### 任务要求
A – 根据页面正文,前几节介绍了哪几种SVM的模型建立及求解过程?
B – 判断下列说法是否与页面正文相符,逐条回答"是"或"否",并原样引用正文中起决定作用的文字:
(i) 本节用python实现的是支持向量回归。
(ii) 高斯核函数接收参数sigma。
(iii) 线性核函数返回x与y内积的浮点数值。
C – 依据页面正文,说明本节为什么要在python下实现SVM分类算法。

### 页面正文
○ ○ ○ ○ ○ ○ ○

版权声明:版权声明:本文为博主原创文章,未经博主允许不得转载。 https://blog.csdn.net/sinat_34072381/article/details/84076568
前言
前几节对线性可分SVM、线性SVM和非线性SVM的模型建立及求解过程进行了介绍,为了加深对算法原理理解,本节在参考相关资料的前提下,在python下实现了基于核函数的通用优化版SVM分类算法。
PYTHON实现支持向量分类(SVC)
# -*- coding: utf-8 -*-
import matplotlib.pyplot as plt
from numpy import *
class Kernel:
@staticmethod
def linear():
return lambda x, y: float(inner(x, y))
@staticmethod
def gaussian(sigma):
return lambda x, y: exp(
float(linalg.norm(x - y)) ** 2 / (-2 * sigma ** 2))

○ ○ ○ ○ ○ ○ ○

### 带框元素条目
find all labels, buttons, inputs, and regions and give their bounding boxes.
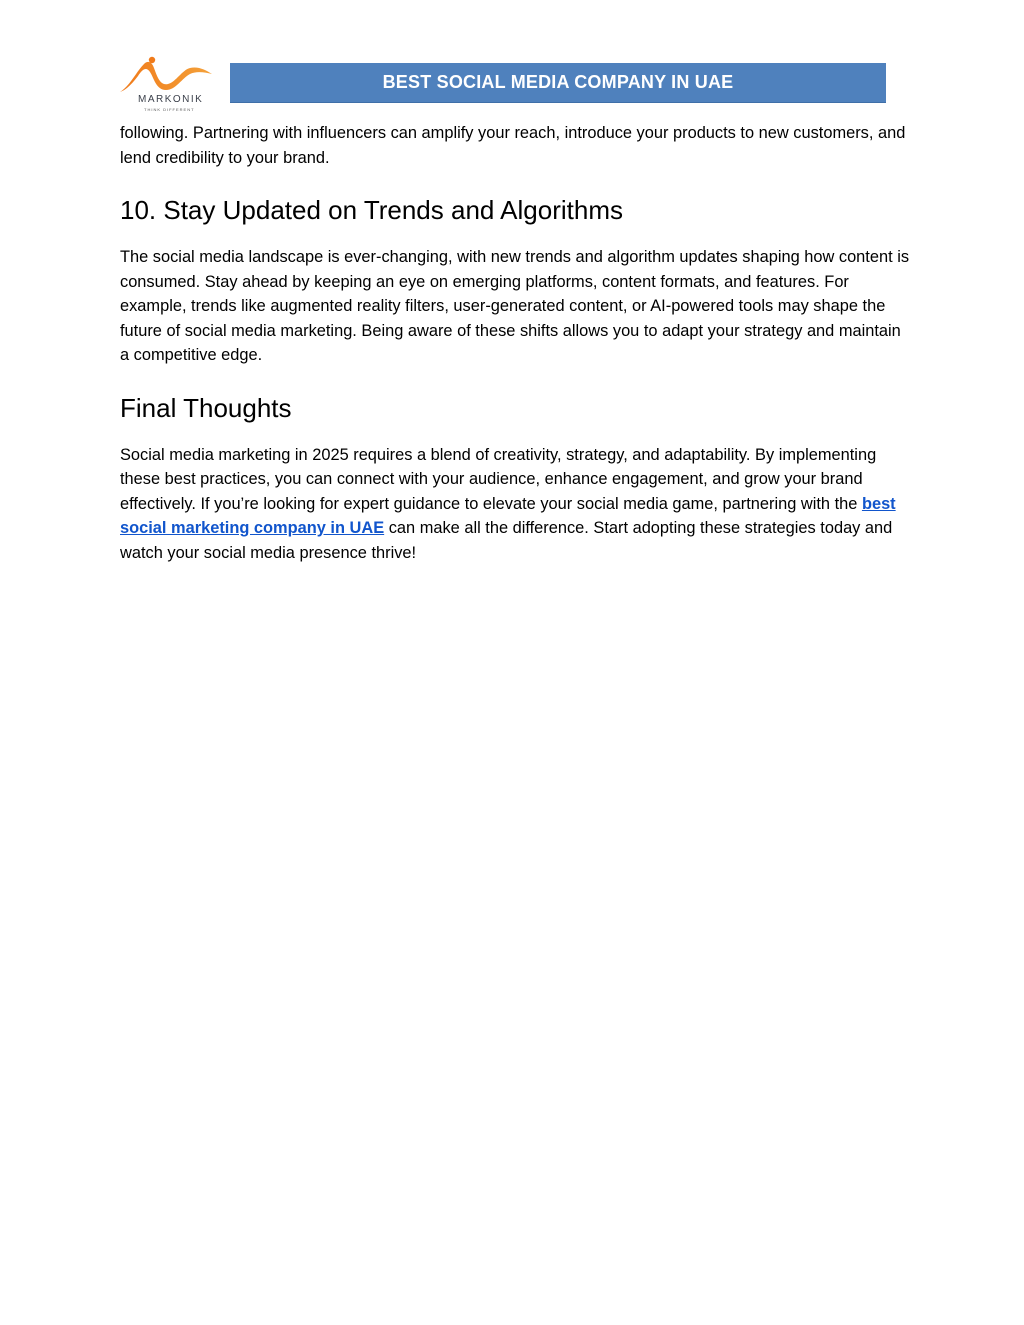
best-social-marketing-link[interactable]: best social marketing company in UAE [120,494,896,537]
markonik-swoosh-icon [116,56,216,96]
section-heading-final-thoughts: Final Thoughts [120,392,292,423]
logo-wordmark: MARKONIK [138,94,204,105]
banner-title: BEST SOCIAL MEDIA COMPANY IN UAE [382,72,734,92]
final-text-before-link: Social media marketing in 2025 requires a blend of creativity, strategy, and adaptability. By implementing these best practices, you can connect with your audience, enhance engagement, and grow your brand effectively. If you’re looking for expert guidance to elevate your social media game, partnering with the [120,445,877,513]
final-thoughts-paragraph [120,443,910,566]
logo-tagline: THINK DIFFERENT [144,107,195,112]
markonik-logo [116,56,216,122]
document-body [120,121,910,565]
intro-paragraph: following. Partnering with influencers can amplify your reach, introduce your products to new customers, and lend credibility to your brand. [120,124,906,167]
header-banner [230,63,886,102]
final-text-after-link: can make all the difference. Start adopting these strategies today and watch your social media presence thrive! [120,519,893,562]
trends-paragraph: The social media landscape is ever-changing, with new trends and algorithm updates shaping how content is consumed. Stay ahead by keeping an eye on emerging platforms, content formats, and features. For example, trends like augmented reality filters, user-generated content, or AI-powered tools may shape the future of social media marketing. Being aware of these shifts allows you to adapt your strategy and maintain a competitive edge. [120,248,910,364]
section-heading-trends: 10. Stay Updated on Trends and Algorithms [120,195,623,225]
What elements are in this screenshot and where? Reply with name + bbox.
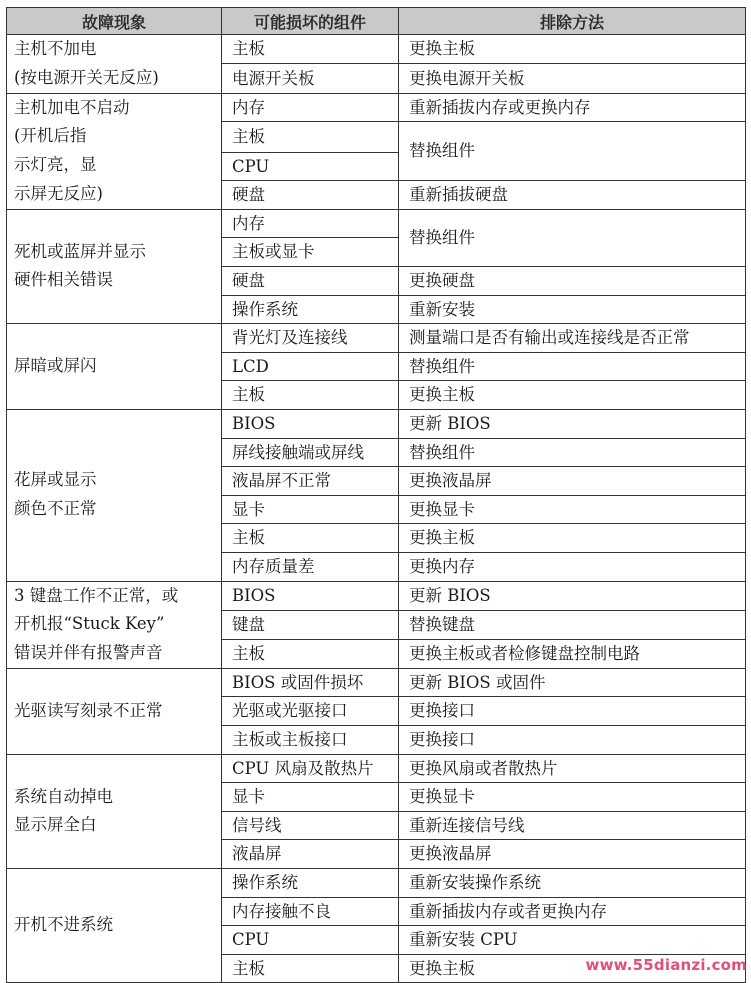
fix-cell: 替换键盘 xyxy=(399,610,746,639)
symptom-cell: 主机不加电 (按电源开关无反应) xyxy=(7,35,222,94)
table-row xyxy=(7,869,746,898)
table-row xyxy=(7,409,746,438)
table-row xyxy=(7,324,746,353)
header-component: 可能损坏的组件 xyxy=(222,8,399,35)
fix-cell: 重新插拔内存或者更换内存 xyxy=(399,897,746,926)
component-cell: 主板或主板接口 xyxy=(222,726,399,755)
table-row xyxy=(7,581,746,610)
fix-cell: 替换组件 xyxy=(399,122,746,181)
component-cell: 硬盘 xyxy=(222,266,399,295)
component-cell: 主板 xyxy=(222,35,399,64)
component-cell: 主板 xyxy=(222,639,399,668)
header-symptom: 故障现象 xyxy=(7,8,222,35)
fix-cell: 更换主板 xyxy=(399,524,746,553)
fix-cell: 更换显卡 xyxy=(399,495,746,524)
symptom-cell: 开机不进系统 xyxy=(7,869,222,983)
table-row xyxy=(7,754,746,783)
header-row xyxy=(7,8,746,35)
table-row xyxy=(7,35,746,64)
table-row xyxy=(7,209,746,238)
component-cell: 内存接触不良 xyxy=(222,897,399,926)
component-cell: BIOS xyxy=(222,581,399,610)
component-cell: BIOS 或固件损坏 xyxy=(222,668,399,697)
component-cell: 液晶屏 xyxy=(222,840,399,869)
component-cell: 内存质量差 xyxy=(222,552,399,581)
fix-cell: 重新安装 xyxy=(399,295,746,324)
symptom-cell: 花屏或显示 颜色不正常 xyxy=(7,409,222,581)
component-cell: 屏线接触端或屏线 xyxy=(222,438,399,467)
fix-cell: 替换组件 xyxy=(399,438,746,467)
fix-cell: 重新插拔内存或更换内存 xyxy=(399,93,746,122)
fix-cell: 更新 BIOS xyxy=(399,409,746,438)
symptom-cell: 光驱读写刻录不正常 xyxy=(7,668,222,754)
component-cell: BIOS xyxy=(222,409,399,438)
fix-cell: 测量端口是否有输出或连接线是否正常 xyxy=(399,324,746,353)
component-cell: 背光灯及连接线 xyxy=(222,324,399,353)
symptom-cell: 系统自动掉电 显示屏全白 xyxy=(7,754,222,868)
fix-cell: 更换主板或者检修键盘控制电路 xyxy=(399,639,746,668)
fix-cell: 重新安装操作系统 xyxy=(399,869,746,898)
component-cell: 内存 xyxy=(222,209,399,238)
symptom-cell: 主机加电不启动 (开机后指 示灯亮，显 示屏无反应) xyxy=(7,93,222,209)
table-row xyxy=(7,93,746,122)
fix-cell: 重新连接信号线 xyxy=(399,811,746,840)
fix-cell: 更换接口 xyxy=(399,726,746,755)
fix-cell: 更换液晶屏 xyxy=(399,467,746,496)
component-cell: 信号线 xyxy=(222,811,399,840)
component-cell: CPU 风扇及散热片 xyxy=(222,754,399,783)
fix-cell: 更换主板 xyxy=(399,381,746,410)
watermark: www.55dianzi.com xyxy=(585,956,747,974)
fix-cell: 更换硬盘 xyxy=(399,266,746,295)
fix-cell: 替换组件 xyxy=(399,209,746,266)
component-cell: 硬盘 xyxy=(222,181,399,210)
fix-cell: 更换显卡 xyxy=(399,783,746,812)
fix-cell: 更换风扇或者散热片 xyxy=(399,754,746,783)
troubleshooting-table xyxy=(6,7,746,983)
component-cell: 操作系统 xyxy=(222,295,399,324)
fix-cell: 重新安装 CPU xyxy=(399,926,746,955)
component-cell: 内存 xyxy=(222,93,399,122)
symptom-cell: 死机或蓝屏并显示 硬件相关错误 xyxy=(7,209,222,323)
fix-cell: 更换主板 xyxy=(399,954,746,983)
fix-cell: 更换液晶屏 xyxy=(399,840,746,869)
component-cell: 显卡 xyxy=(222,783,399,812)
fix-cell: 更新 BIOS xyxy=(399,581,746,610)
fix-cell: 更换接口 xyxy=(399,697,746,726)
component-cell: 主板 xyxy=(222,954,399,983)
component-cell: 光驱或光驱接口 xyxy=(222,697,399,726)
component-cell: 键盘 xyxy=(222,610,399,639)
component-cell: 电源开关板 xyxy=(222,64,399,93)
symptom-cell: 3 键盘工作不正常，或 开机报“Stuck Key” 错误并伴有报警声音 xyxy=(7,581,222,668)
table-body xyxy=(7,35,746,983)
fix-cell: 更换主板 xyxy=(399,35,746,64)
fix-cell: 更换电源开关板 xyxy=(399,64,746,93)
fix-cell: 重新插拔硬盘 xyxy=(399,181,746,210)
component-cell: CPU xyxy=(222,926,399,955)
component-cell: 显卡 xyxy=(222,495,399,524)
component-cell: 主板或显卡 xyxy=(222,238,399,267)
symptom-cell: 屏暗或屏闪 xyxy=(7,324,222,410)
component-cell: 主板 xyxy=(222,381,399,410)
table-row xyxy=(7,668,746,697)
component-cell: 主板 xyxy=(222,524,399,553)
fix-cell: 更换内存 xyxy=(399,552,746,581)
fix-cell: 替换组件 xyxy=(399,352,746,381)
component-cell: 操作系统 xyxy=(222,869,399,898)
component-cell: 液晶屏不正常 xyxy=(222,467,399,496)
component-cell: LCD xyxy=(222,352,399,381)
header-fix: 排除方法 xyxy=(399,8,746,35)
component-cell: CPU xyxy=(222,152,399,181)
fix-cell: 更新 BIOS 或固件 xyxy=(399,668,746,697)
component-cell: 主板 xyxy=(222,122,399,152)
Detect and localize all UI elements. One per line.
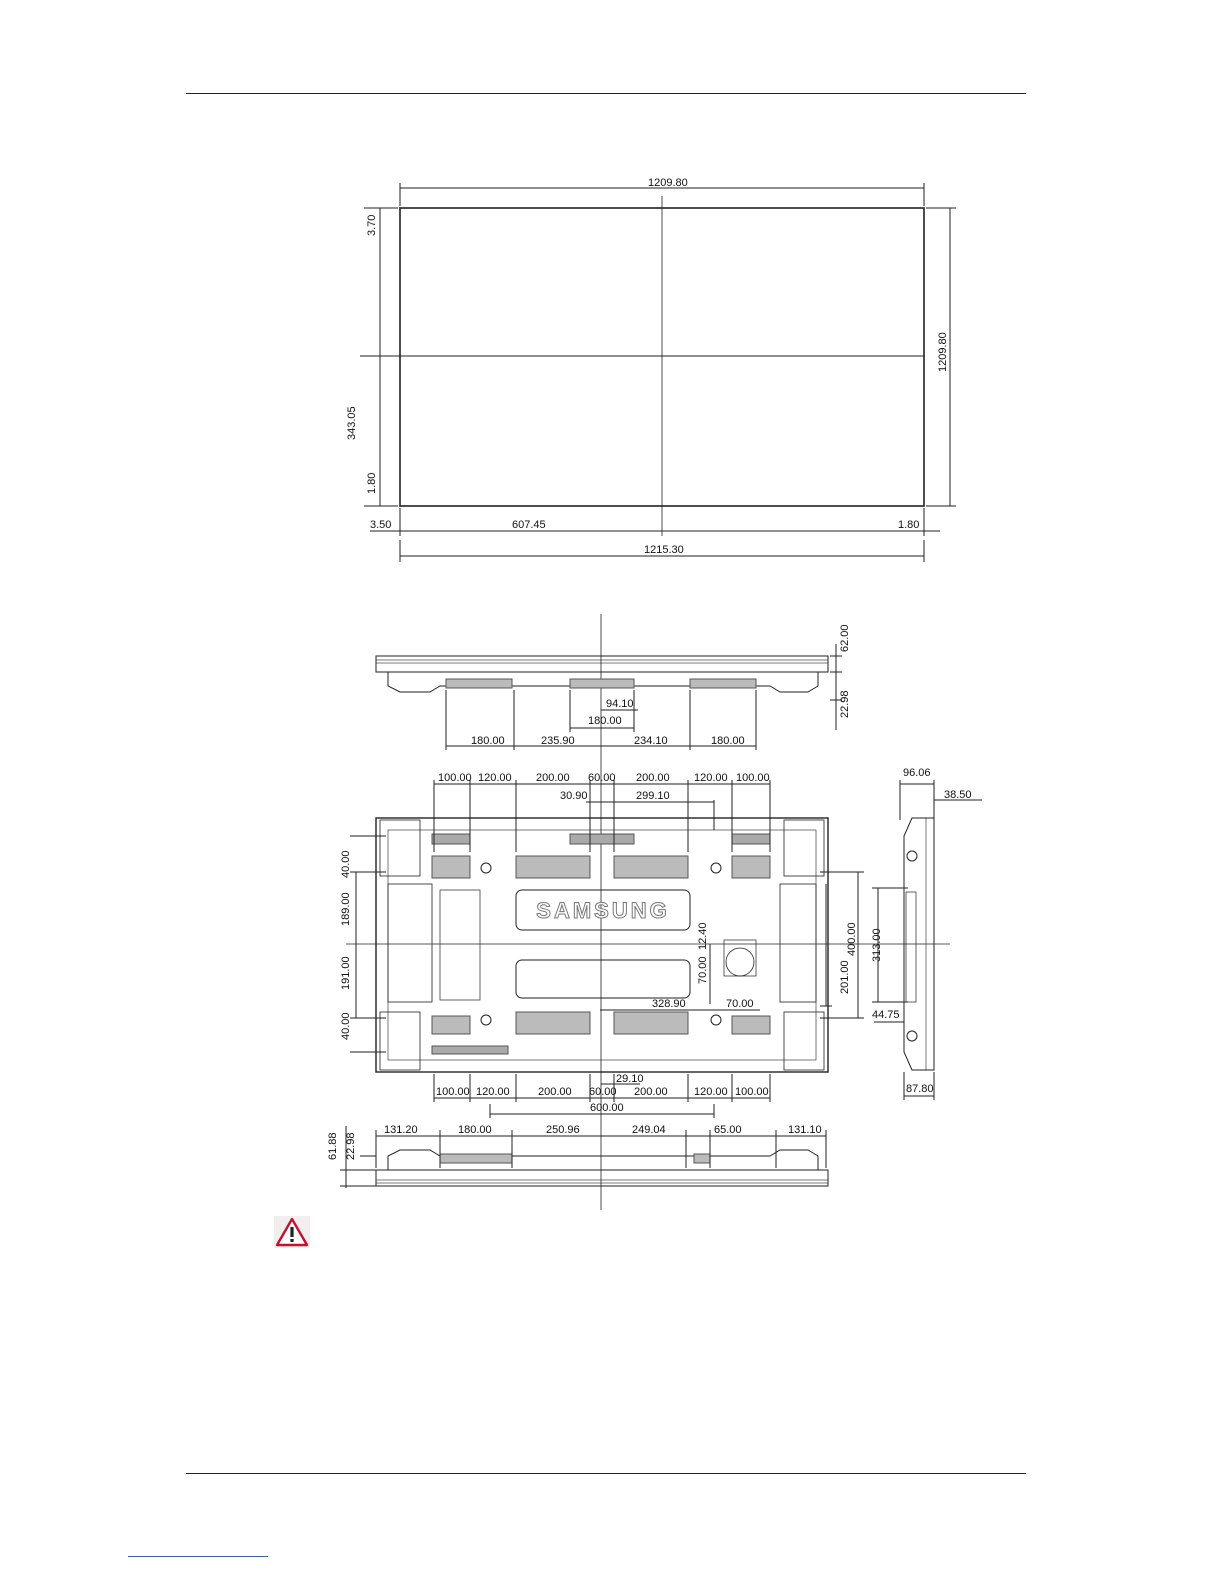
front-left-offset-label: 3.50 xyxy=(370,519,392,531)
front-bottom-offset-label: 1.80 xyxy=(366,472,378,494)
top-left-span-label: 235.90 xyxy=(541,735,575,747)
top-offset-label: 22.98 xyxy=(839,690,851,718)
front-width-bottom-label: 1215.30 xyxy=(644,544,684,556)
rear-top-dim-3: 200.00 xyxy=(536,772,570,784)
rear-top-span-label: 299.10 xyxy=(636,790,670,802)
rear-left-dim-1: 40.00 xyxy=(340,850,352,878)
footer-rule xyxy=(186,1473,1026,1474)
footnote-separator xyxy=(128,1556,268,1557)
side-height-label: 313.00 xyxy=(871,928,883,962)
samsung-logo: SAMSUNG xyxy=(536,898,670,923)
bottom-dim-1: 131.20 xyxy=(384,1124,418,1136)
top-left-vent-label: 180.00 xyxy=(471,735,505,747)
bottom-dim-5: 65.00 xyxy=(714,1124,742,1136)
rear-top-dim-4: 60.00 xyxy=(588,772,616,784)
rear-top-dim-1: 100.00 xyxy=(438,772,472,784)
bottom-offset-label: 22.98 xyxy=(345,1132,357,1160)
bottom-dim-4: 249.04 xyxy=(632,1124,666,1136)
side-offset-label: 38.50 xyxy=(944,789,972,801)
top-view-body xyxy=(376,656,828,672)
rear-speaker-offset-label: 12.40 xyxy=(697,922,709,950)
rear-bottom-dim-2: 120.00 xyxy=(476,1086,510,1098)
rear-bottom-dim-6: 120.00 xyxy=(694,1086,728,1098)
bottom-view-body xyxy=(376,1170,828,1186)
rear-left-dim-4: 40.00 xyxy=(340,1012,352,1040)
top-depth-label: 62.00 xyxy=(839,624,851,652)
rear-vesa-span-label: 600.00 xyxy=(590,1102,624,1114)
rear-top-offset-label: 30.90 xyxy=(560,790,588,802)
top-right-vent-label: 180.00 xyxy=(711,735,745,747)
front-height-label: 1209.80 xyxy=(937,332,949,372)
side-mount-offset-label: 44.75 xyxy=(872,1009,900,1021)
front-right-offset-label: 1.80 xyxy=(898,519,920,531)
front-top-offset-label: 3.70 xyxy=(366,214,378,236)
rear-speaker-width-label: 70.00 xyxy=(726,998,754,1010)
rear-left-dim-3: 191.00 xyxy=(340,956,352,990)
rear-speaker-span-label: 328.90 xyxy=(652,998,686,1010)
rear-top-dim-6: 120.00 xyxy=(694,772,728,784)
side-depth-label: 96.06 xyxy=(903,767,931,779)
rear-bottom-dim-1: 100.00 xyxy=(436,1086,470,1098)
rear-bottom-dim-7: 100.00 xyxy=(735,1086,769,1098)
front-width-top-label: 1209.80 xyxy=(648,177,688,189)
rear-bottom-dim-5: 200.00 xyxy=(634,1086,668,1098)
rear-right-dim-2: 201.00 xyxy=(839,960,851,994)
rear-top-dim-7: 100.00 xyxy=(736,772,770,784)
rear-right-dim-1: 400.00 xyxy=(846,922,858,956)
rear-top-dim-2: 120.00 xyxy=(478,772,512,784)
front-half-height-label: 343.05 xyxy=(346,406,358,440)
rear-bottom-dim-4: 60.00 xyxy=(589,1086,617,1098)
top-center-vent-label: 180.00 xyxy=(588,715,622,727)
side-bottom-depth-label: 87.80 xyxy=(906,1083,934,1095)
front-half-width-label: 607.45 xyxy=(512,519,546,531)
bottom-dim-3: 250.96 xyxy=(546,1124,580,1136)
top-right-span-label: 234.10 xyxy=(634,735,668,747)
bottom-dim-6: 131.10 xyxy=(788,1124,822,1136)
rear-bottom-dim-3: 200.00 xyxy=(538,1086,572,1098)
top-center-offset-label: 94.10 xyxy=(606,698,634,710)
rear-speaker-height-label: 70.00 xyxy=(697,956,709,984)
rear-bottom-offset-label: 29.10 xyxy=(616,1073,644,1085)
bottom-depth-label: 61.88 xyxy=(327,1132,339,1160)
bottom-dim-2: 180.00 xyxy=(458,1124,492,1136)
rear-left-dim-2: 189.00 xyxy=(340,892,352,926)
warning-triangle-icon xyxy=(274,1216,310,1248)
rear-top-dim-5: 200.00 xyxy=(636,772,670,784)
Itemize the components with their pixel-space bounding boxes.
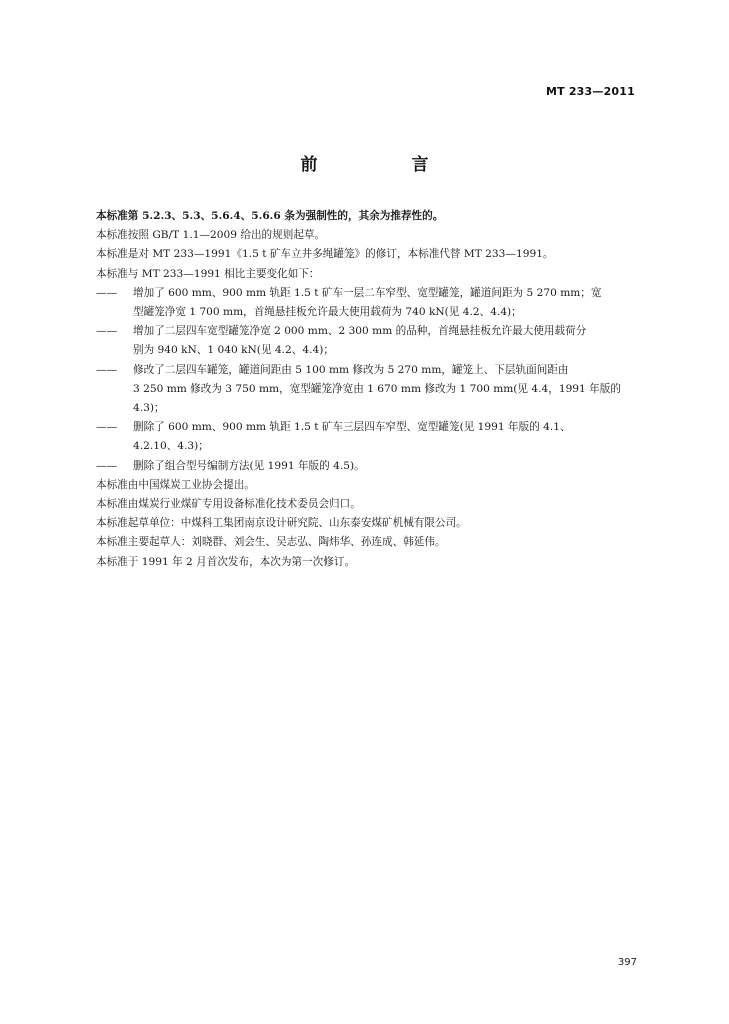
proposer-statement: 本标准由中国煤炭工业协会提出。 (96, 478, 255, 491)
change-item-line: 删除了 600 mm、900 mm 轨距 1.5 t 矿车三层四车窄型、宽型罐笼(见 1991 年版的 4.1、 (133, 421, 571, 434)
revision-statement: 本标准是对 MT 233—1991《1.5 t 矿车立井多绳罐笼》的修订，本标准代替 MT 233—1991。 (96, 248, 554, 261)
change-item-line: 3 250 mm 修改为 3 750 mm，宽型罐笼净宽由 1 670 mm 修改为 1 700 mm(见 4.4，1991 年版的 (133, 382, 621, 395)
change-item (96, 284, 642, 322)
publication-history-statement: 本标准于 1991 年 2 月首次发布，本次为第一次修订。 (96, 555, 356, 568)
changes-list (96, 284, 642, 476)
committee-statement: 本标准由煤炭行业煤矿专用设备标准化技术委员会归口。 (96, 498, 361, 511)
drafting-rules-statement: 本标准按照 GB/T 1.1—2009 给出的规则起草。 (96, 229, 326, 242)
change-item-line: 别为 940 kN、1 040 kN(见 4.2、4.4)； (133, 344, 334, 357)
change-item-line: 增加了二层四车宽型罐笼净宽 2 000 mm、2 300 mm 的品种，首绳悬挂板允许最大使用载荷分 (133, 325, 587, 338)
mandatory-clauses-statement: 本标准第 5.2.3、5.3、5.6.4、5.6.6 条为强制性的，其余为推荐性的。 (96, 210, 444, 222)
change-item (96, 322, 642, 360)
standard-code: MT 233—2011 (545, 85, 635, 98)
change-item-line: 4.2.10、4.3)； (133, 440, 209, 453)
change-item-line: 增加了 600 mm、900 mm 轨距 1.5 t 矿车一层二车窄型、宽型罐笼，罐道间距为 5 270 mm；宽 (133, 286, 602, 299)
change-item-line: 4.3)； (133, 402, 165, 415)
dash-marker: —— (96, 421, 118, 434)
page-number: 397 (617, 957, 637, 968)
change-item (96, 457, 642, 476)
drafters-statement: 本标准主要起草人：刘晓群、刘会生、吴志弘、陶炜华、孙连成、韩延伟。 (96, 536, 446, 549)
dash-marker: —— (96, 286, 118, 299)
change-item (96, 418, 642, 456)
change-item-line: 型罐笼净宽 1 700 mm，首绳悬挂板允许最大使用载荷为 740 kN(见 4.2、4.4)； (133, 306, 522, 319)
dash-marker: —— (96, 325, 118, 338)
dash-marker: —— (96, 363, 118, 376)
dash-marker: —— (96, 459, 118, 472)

○ ○ ○ ○ ○ ○ ○

### 作答
A – 线性可分SVM、线性SVM和非线性SVM。

B –
(i) 否:"PYTHON实现支持向量分类(SVC)"
(ii) 是:"def gaussian(sigma):"
(iii) 是:"return lambda x, y: float(inner(x, y))"

C – 本节实现SVM分类算法是为了加深对算法原理的理解。为此,作者参考了相关资料,在python下实现了基于核函数的通用优化版SVM分类算法。